_GIVEN EXERCISE_.
Write out each entry, exactly the way it appears.

>> Begin MATERIAL FOR THE TASK

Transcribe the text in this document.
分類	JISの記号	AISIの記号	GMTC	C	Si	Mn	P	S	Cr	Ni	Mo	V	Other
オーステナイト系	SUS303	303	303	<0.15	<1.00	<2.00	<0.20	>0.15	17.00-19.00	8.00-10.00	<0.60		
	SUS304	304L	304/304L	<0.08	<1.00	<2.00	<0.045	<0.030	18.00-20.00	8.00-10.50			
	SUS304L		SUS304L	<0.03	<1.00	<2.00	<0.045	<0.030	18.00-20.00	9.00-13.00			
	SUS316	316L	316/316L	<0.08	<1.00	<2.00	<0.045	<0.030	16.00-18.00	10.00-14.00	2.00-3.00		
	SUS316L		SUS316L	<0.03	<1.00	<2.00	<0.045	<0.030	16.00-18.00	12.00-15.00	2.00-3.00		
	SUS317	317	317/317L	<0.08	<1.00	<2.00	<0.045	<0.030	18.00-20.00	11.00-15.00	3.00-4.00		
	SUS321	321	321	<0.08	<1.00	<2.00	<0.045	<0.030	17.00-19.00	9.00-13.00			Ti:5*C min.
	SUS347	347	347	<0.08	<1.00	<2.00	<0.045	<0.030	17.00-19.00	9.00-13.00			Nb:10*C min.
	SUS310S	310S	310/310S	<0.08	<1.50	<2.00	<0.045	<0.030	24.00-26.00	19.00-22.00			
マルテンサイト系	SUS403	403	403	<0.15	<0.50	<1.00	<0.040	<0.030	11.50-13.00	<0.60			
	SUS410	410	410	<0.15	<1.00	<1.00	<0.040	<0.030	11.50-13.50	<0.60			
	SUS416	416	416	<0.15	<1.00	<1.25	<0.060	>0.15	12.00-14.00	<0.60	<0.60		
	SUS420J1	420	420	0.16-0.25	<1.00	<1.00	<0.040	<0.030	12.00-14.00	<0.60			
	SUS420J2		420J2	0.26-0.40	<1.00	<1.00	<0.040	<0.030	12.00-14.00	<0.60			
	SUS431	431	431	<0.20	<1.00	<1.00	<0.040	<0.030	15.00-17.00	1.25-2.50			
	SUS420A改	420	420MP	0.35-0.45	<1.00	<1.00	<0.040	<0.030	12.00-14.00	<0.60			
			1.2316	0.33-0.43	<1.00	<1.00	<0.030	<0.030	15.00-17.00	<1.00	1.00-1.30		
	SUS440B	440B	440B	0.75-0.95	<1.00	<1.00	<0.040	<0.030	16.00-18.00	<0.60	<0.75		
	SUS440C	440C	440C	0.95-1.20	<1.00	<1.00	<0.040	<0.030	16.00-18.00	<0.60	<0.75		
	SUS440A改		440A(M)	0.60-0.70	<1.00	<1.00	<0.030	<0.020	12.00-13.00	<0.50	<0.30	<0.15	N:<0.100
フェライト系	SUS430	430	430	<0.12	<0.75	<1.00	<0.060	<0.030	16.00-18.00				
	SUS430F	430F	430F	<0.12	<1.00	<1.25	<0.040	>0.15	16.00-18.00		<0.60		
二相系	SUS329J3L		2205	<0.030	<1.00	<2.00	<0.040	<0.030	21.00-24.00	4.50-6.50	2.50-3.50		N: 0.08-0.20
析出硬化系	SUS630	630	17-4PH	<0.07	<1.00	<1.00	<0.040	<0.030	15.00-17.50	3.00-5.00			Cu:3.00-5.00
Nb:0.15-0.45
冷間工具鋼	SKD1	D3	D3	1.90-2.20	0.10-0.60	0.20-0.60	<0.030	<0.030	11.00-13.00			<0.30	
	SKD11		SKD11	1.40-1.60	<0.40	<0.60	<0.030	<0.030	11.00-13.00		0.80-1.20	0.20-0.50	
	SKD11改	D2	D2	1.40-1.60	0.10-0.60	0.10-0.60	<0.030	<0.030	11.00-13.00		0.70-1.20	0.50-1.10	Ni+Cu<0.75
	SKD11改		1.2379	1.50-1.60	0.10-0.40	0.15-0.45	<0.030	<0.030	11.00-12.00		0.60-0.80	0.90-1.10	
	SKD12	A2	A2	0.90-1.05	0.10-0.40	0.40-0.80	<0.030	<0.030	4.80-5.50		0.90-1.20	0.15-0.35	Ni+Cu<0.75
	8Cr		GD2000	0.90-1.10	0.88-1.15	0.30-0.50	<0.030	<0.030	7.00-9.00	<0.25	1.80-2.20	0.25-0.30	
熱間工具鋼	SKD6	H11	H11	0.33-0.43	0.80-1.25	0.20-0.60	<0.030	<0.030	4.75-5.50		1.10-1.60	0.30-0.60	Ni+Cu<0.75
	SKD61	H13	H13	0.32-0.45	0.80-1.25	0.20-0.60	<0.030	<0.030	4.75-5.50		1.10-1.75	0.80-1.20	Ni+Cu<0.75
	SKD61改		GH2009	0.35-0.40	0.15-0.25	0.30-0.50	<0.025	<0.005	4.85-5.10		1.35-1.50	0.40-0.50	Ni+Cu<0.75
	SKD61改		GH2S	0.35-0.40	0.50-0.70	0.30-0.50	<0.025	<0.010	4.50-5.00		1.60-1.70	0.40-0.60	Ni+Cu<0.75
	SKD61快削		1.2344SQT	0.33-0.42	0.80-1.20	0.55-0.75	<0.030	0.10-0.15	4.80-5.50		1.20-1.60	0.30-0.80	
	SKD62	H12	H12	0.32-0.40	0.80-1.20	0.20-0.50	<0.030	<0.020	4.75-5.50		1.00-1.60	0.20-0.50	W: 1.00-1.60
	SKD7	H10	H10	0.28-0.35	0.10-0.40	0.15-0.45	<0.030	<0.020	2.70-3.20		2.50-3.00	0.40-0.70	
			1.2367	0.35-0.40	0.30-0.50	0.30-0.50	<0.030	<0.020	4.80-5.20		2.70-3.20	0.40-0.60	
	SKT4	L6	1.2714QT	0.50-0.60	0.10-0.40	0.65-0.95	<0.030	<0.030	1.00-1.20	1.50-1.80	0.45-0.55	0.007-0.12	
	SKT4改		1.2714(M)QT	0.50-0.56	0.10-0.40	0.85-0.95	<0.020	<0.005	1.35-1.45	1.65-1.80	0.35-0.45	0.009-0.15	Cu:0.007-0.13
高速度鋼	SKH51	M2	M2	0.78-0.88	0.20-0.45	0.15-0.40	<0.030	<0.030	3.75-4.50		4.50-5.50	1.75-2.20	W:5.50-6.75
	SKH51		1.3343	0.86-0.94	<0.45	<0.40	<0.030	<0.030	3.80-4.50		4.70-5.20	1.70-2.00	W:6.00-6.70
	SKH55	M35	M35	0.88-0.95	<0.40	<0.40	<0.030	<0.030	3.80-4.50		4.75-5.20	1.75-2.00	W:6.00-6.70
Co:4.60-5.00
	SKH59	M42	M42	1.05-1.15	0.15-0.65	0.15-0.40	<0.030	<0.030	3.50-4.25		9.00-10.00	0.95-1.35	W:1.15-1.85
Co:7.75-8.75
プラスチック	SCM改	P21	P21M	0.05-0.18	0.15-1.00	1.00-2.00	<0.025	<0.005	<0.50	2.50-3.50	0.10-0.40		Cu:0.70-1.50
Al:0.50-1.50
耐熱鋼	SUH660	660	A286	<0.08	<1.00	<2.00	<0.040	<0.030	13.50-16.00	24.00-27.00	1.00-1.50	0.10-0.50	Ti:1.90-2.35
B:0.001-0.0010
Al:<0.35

>> End MATERIAL FOR THE TASK

_FULL ANSWER_.
Transcribe the text in this document.
分類	JISの記号	AISIの記号	GMTC	C	Si	Mn	P	S	Cr	Ni	Mo	V	Other
オーステナイト系	SUS303	303	303	<0.15	<1.00	<2.00	<0.20	>0.15	17.00-19.00	8.00-10.00	<0.60		
	SUS304	304L	304/304L	<0.08	<1.00	<2.00	<0.045	<0.030	18.00-20.00	8.00-10.50			
	SUS304L		SUS304L	<0.03	<1.00	<2.00	<0.045	<0.030	18.00-20.00	9.00-13.00			
	SUS316	316L	316/316L	<0.08	<1.00	<2.00	<0.045	<0.030	16.00-18.00	10.00-14.00	2.00-3.00		
	SUS316L		SUS316L	<0.03	<1.00	<2.00	<0.045	<0.030	16.00-18.00	12.00-15.00	2.00-3.00		
	SUS317	317	317/317L	<0.08	<1.00	<2.00	<0.045	<0.030	18.00-20.00	11.00-15.00	3.00-4.00		
	SUS321	321	321	<0.08	<1.00	<2.00	<0.045	<0.030	17.00-19.00	9.00-13.00			Ti:5*C min.
	SUS347	347	347	<0.08	<1.00	<2.00	<0.045	<0.030	17.00-19.00	9.00-13.00			Nb:10*C min.
	SUS310S	310S	310/310S	<0.08	<1.50	<2.00	<0.045	<0.030	24.00-26.00	19.00-22.00			
マルテンサイト系	SUS403	403	403	<0.15	<0.50	<1.00	<0.040	<0.030	11.50-13.00	<0.60			
	SUS410	410	410	<0.15	<1.00	<1.00	<0.040	<0.030	11.50-13.50	<0.60			
	SUS416	416	416	<0.15	<1.00	<1.25	<0.060	>0.15	12.00-14.00	<0.60	<0.60		
	SUS420J1	420	420	0.16-0.25	<1.00	<1.00	<0.040	<0.030	12.00-14.00	<0.60			
	SUS420J2		420J2	0.26-0.40	<1.00	<1.00	<0.040	<0.030	12.00-14.00	<0.60			
	SUS431	431	431	<0.20	<1.00	<1.00	<0.040	<0.030	15.00-17.00	1.25-2.50			
	SUS420A改	420	420MP	0.35-0.45	<1.00	<1.00	<0.040	<0.030	12.00-14.00	<0.60			
			1.2316	0.33-0.43	<1.00	<1.00	<0.030	<0.030	15.00-17.00	<1.00	1.00-1.30		
	SUS440B	440B	440B	0.75-0.95	<1.00	<1.00	<0.040	<0.030	16.00-18.00	<0.60	<0.75		
	SUS440C	440C	440C	0.95-1.20	<1.00	<1.00	<0.040	<0.030	16.00-18.00	<0.60	<0.75		
	SUS440A改		440A(M)	0.60-0.70	<1.00	<1.00	<0.030	<0.020	12.00-13.00	<0.50	<0.30	<0.15	N:<0.100
フェライト系	SUS430	430	430	<0.12	<0.75	<1.00	<0.060	<0.030	16.00-18.00				
	SUS430F	430F	430F	<0.12	<1.00	<1.25	<0.040	>0.15	16.00-18.00		<0.60		
二相系	SUS329J3L		2205	<0.030	<1.00	<2.00	<0.040	<0.030	21.00-24.00	4.50-6.50	2.50-3.50		N: 0.08-0.20
析出硬化系	SUS630	630	17-4PH	<0.07	<1.00	<1.00	<0.040	<0.030	15.00-17.50	3.00-5.00			Cu:3.00-5.00
Nb:0.15-0.45
冷間工具鋼	SKD1	D3	D3	1.90-2.20	0.10-0.60	0.20-0.60	<0.030	<0.030	11.00-13.00			<0.30	
	SKD11		SKD11	1.40-1.60	<0.40	<0.60	<0.030	<0.030	11.00-13.00		0.80-1.20	0.20-0.50	
	SKD11改	D2	D2	1.40-1.60	0.10-0.60	0.10-0.60	<0.030	<0.030	11.00-13.00		0.70-1.20	0.50-1.10	Ni+Cu<0.75
	SKD11改		1.2379	1.50-1.60	0.10-0.40	0.15-0.45	<0.030	<0.030	11.00-12.00		0.60-0.80	0.90-1.10	
	SKD12	A2	A2	0.90-1.05	0.10-0.40	0.40-0.80	<0.030	<0.030	4.80-5.50		0.90-1.20	0.15-0.35	Ni+Cu<0.75
	8Cr		GD2000	0.90-1.10	0.88-1.15	0.30-0.50	<0.030	<0.030	7.00-9.00	<0.25	1.80-2.20	0.25-0.30	
熱間工具鋼	SKD6	H11	H11	0.33-0.43	0.80-1.25	0.20-0.60	<0.030	<0.030	4.75-5.50		1.10-1.60	0.30-0.60	Ni+Cu<0.75
	SKD61	H13	H13	0.32-0.45	0.80-1.25	0.20-0.60	<0.030	<0.030	4.75-5.50		1.10-1.75	0.80-1.20	Ni+Cu<0.75
	SKD61改		GH2009	0.35-0.40	0.15-0.25	0.30-0.50	<0.025	<0.005	4.85-5.10		1.35-1.50	0.40-0.50	Ni+Cu<0.75
	SKD61改		GH2S	0.35-0.40	0.50-0.70	0.30-0.50	<0.025	<0.010	4.50-5.00		1.60-1.70	0.40-0.60	Ni+Cu<0.75
	SKD61快削		1.2344SQT	0.33-0.42	0.80-1.20	0.55-0.75	<0.030	0.10-0.15	4.80-5.50		1.20-1.60	0.30-0.80	
	SKD62	H12	H12	0.32-0.40	0.80-1.20	0.20-0.50	<0.030	<0.020	4.75-5.50		1.00-1.60	0.20-0.50	W: 1.00-1.60
	SKD7	H10	H10	0.28-0.35	0.10-0.40	0.15-0.45	<0.030	<0.020	2.70-3.20		2.50-3.00	0.40-0.70	
			1.2367	0.35-0.40	0.30-0.50	0.30-0.50	<0.030	<0.020	4.80-5.20		2.70-3.20	0.40-0.60	
	SKT4	L6	1.2714QT	0.50-0.60	0.10-0.40	0.65-0.95	<0.030	<0.030	1.00-1.20	1.50-1.80	0.45-0.55	0.007-0.12	
	SKT4改		1.2714(M)QT	0.50-0.56	0.10-0.40	0.85-0.95	<0.020	<0.005	1.35-1.45	1.65-1.80	0.35-0.45	0.009-0.15	Cu:0.007-0.13
高速度鋼	SKH51	M2	M2	0.78-0.88	0.20-0.45	0.15-0.40	<0.030	<0.030	3.75-4.50		4.50-5.50	1.75-2.20	W:5.50-6.75
	SKH51		1.3343	0.86-0.94	<0.45	<0.40	<0.030	<0.030	3.80-4.50		4.70-5.20	1.70-2.00	W:6.00-6.70
	SKH55	M35	M35	0.88-0.95	<0.40	<0.40	<0.030	<0.030	3.80-4.50		4.75-5.20	1.75-2.00	W:6.00-6.70
Co:4.60-5.00
	SKH59	M42	M42	1.05-1.15	0.15-0.65	0.15-0.40	<0.030	<0.030	3.50-4.25		9.00-10.00	0.95-1.35	W:1.15-1.85
Co:7.75-8.75
プラスチック	SCM改	P21	P21M	0.05-0.18	0.15-1.00	1.00-2.00	<0.025	<0.005	<0.50	2.50-3.50	0.10-0.40		Cu:0.70-1.50
Al:0.50-1.50
耐熱鋼	SUH660	660	A286	<0.08	<1.00	<2.00	<0.040	<0.030	13.50-16.00	24.00-27.00	1.00-1.50	0.10-0.50	Ti:1.90-2.35
B:0.001-0.0010
Al:<0.35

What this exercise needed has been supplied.